Data shown:
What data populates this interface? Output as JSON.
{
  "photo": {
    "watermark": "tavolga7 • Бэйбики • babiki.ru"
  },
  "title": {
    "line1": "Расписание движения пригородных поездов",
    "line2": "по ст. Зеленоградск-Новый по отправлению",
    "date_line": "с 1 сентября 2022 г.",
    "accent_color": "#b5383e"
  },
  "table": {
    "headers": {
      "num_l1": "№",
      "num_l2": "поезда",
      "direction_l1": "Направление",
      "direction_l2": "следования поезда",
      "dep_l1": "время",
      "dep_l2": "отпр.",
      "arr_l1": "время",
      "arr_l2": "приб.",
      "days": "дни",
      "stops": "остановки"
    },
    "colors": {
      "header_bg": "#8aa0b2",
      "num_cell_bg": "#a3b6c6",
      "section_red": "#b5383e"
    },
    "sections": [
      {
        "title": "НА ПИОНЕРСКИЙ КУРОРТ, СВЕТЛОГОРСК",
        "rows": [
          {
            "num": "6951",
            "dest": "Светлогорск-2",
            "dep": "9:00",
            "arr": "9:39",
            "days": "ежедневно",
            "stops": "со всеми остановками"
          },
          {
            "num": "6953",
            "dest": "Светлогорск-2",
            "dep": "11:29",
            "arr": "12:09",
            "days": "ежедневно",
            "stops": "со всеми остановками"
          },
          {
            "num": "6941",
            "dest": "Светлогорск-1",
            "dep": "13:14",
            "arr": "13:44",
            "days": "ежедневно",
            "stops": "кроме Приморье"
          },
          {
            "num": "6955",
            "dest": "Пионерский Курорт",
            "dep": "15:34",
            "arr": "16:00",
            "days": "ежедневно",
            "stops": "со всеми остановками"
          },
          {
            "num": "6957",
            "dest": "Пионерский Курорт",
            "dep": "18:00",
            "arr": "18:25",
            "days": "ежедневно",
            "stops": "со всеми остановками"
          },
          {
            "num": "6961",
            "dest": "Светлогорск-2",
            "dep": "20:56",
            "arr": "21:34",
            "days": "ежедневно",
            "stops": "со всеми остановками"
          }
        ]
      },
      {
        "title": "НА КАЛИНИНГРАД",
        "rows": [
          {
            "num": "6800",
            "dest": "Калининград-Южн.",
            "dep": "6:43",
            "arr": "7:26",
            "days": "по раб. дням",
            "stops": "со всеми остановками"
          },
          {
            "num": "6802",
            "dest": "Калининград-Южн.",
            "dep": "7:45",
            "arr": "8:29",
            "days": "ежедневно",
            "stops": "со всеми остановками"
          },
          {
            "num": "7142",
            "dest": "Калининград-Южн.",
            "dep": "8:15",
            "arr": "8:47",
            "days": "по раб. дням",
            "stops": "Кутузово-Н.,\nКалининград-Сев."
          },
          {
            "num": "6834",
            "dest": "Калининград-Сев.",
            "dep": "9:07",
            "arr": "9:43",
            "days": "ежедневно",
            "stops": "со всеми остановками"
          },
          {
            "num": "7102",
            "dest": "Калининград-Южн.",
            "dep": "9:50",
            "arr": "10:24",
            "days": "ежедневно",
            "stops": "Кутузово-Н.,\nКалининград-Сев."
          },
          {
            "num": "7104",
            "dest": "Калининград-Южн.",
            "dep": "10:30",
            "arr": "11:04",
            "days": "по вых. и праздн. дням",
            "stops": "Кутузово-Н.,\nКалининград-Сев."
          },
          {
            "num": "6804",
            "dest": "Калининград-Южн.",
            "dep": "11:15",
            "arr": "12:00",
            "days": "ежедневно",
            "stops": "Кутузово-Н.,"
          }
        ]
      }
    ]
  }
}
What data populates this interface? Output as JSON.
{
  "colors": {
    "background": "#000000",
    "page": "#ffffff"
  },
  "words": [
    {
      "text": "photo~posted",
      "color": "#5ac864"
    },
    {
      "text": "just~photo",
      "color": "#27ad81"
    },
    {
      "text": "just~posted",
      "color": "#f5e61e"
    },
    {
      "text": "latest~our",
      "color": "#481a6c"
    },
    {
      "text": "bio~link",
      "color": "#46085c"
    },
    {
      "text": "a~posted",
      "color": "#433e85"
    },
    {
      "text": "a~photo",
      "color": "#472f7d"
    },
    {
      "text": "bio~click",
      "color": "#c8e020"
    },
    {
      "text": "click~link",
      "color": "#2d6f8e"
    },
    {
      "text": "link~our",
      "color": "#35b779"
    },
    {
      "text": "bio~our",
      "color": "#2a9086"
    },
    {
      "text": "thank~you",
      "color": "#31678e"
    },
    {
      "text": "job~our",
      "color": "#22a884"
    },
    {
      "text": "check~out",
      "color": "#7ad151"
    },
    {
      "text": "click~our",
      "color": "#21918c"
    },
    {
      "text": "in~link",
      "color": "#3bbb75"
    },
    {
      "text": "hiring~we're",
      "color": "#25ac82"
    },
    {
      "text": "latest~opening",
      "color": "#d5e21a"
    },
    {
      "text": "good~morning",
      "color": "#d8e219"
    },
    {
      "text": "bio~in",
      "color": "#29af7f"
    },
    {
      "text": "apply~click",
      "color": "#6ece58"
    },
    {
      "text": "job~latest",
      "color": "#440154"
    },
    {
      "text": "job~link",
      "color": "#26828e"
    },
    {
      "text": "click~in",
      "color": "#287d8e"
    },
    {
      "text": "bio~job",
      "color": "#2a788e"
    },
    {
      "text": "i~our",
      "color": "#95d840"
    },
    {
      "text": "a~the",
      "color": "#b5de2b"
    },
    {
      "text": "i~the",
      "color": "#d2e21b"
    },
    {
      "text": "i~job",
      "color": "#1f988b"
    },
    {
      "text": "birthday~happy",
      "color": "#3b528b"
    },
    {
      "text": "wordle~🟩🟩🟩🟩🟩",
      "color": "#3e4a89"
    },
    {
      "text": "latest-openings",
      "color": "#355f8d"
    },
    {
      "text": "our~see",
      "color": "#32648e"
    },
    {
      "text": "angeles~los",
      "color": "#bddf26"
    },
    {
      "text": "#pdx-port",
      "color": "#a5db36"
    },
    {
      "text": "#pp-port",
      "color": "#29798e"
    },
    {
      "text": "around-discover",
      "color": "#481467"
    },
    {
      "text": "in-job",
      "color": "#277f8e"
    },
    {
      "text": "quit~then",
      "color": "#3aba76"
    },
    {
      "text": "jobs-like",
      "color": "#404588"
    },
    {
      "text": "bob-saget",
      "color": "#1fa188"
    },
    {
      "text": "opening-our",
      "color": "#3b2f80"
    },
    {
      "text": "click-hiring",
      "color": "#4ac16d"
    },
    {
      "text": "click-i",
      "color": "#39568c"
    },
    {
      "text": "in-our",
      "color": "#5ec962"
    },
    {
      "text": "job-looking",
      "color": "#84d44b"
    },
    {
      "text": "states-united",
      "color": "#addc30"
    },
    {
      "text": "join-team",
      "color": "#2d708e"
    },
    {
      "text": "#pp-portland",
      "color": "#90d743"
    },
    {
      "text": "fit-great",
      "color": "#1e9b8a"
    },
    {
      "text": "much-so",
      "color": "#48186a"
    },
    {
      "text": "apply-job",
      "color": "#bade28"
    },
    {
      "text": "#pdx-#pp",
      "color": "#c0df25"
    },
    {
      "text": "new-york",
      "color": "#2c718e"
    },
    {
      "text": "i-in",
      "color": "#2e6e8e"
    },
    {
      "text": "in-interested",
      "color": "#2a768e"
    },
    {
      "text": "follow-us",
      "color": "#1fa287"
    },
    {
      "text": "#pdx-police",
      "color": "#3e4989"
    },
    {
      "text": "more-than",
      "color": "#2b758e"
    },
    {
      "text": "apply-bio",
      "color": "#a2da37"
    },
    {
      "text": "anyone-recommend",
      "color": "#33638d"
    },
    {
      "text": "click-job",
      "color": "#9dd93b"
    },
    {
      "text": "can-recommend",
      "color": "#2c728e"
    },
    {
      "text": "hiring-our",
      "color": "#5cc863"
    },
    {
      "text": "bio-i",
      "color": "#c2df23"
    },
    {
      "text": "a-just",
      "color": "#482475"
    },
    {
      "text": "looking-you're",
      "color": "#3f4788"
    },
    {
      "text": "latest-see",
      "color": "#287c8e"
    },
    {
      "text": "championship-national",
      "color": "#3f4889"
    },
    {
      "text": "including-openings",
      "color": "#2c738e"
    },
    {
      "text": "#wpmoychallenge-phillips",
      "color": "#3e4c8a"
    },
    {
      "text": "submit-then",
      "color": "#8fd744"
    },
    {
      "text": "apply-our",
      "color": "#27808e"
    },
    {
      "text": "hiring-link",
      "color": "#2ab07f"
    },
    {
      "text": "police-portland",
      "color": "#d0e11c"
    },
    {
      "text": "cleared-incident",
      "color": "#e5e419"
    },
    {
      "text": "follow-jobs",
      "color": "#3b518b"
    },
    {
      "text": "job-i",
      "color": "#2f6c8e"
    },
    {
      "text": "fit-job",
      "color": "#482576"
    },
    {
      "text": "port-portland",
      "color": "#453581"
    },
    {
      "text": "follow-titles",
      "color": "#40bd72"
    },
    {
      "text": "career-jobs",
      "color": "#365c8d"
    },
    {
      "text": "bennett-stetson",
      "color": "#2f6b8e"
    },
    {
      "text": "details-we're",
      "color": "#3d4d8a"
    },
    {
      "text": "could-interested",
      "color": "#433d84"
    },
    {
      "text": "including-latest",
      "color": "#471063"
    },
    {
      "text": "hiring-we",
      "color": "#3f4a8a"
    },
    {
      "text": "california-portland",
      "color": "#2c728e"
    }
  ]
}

Set problem: Examine the listing and say how many of its lines contain the string "photo". Give the number alone.

Exercise result: 4